WHAT IS BEING ASKED → Write out, precisely and in full, each line of the material.

start DATA LINES

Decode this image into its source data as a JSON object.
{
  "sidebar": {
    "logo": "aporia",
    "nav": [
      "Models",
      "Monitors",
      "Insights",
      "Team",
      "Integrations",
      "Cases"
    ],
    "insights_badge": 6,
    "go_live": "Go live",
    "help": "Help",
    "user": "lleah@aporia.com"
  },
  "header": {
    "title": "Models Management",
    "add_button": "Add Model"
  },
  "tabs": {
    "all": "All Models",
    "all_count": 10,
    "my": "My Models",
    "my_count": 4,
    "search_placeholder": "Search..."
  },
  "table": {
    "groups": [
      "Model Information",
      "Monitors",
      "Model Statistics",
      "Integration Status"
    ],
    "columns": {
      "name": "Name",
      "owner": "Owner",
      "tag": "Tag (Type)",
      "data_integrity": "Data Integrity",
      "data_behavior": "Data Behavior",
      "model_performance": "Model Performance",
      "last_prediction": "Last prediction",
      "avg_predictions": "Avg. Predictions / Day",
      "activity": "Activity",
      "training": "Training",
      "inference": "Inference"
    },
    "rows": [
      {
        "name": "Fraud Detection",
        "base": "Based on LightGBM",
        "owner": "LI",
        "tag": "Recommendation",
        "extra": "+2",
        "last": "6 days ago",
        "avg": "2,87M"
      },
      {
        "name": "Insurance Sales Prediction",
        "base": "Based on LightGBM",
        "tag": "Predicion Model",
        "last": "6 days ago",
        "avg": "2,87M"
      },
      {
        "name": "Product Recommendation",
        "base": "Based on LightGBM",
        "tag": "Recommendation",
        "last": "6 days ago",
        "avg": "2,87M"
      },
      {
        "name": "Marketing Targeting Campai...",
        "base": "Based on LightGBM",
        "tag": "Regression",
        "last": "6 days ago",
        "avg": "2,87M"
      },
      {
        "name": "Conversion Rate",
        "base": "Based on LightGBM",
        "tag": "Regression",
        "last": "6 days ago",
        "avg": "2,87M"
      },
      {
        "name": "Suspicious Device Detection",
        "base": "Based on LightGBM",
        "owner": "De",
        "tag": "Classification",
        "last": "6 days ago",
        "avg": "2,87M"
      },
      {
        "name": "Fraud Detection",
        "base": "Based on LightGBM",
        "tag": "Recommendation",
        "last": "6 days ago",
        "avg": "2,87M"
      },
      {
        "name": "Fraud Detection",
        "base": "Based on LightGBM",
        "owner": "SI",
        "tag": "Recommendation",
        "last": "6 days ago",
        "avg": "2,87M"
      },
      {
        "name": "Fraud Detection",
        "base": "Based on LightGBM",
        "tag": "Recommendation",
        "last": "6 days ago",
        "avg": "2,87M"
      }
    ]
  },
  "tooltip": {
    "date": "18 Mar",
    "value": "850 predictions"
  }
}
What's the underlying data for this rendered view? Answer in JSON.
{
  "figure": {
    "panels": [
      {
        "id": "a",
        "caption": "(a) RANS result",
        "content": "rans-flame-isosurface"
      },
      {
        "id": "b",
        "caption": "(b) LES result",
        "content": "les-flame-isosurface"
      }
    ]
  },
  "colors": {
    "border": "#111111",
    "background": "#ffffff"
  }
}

end DATA LINES

EXERCISE RESULT →
Decode this image into its source data as a JSON object.
{
  "sidebar": {
    "logo": "aporia",
    "nav": [
      "Models",
      "Monitors",
      "Insights",
      "Team",
      "Integrations",
      "Cases"
    ],
    "insights_badge": 6,
    "go_live": "Go live",
    "help": "Help",
    "user": "lleah@aporia.com"
  },
  "header": {
    "title": "Models Management",
    "add_button": "Add Model"
  },
  "tabs": {
    "all": "All Models",
    "all_count": 10,
    "my": "My Models",
    "my_count": 4,
    "search_placeholder": "Search..."
  },
  "table": {
    "groups": [
      "Model Information",
      "Monitors",
      "Model Statistics",
      "Integration Status"
    ],
    "columns": {
      "name": "Name",
      "owner": "Owner",
      "tag": "Tag (Type)",
      "data_integrity": "Data Integrity",
      "data_behavior": "Data Behavior",
      "model_performance": "Model Performance",
      "last_prediction": "Last prediction",
      "avg_predictions": "Avg. Predictions / Day",
      "activity": "Activity",
      "training": "Training",
      "inference": "Inference"
    },
    "rows": [
      {
        "name": "Fraud Detection",
        "base": "Based on LightGBM",
        "owner": "LI",
        "tag": "Recommendation",
        "extra": "+2",
        "last": "6 days ago",
        "avg": "2,87M"
      },
      {
        "name": "Insurance Sales Prediction",
        "base": "Based on LightGBM",
        "tag": "Predicion Model",
        "last": "6 days ago",
        "avg": "2,87M"
      },
      {
        "name": "Product Recommendation",
        "base": "Based on LightGBM",
        "tag": "Recommendation",
        "last": "6 days ago",
        "avg": "2,87M"
      },
      {
        "name": "Marketing Targeting Campai...",
        "base": "Based on LightGBM",
        "tag": "Regression",
        "last": "6 days ago",
        "avg": "2,87M"
      },
      {
        "name": "Conversion Rate",
        "base": "Based on LightGBM",
        "tag": "Regression",
        "last": "6 days ago",
        "avg": "2,87M"
      },
      {
        "name": "Suspicious Device Detection",
        "base": "Based on LightGBM",
        "owner": "De",
        "tag": "Classification",
        "last": "6 days ago",
        "avg": "2,87M"
      },
      {
        "name": "Fraud Detection",
        "base": "Based on LightGBM",
        "tag": "Recommendation",
        "last": "6 days ago",
        "avg": "2,87M"
      },
      {
        "name": "Fraud Detection",
        "base": "Based on LightGBM",
        "owner": "SI",
        "tag": "Recommendation",
        "last": "6 days ago",
        "avg": "2,87M"
      },
      {
        "name": "Fraud Detection",
        "base": "Based on LightGBM",
        "tag": "Recommendation",
        "last": "6 days ago",
        "avg": "2,87M"
      }
    ]
  },
  "tooltip": {
    "date": "18 Mar",
    "value": "850 predictions"
  }
}
What's the underlying data for this rendered view? Answer in JSON.
{
  "figure": {
    "panels": [
      {
        "id": "a",
        "caption": "(a) RANS result",
        "content": "rans-flame-isosurface"
      },
      {
        "id": "b",
        "caption": "(b) LES result",
        "content": "les-flame-isosurface"
      }
    ]
  },
  "colors": {
    "border": "#111111",
    "background": "#ffffff"
  }
}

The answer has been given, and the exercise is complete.